TAREFA A CUMPRIR: Reescreva o trecho do texto sobre a identidade perdida entre "Diante de toda" e "para casa desolada.", inclusive, substituindo "farmácia" por "drogaria".

===== TEXTO PARA LEITURA =====

       Diante de toda esse calvário, me encontrava completamente desolado e sem chão. Onde foi cair a bendita identidade? Foi na farmácia? Perdeu-se em casa em alguma pilha de papéis? Minha mulher me  sugeriu a possibilidade de voltar à farmácia a fim de ver se eu deixara caída no chão a minha identidade.  Então, a minha pobre mulher decidiu ir novamente à farmácia. Ao chegar lá, perguntou a vendedor com quem fizera a compra do remédio se ele por acaso não vira uma identidade no chão, ou se um cliente honesto a pegara e entregara aos cuidados da farmácia. Qual nada! Ninguém vira minha identidade. Voltou para casa desolada.
    Enquanto minha querida cara-metade estava na rua para ver se encontrava a minha carteira, em casa eu revirava tudo: gavetas, fichários, armários, pastas etc. Tudo fiz para não ter nenhuma dúvida de que a identidade não estava comigo.
   Olhei, examinei todas as divisões de minha velha carteira de dinheiro e nada de encontrar a identidade. Meu medo era que algum malandro a encontrasse e fizesse algum mal a mim, ou seja, retirar a minha foto e, em lugar dela, colocar a foto de alguém com alguns traços que indicassem pertencer à minha faixa etária ou, por outras artimanhas, falsificar meus dados pessoais, inclusive meu CPF, e transferi-los para terceiros. Meu pavor era ser vítima de um estelionatário que até poderia usar meus dados para fins de lavagem de dinheiro, aposentadorias falsas ou outras maldades de que são tão férteis esses escroques em plagas basílicas...
    Foi, então, que pensei em São Longuinho, o santo dos que perdem objetos e outras coisas. “Valei-me, meu São Longuinho! Valei-me, meu  São Longuinho!" Esse santo é tiro e queda. Entretanto, não desisti de procurar em outros lugares do apartamento: quartos, cozinha, banheiro, debaixo das cama, das mesas, onde me fosse possível lobrigar alguma ponto do apartamento em que pudesse se ocultar a minha identidade.

===== EXTRATO DE DADOS =====

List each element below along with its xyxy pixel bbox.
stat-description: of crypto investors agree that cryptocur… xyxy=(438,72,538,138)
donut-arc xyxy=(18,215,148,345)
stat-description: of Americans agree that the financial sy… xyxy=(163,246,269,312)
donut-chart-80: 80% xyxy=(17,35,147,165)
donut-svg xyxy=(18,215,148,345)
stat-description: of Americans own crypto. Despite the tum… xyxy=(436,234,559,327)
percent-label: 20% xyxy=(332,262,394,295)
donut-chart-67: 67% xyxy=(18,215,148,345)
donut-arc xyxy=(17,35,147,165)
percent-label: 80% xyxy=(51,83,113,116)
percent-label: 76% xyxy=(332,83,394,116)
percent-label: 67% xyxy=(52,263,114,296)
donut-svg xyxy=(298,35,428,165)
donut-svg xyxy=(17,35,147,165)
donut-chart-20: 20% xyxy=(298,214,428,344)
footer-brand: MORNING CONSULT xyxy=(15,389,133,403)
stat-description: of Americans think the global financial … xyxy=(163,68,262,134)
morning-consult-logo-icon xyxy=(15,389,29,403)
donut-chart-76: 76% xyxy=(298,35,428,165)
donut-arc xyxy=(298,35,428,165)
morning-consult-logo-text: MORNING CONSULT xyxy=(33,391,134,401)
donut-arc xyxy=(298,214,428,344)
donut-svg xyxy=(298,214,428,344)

=====

ESPAÇO PARA RESPOSTA:
Diante de toda esse calvário, me encontrava completamente desolado e sem chão. Onde foi cair a bendita identidade? Foi na drogaria? Perdeu-se em casa em alguma pilha de papéis? Minha mulher me  sugeriu a possibilidade de voltar à drogaria a fim de ver se eu deixara caída no chão a minha identidade.  Então, a minha pobre mulher decidiu ir novamente à drogaria. Ao chegar lá, perguntou a vendedor com quem fizera a compra do remédio se ele por acaso não vira uma identidade no chão, ou se um cliente honesto a pegara e entregara aos cuidados da drogaria. Qual nada! Ninguém vira minha identidade. Voltou para casa desolada.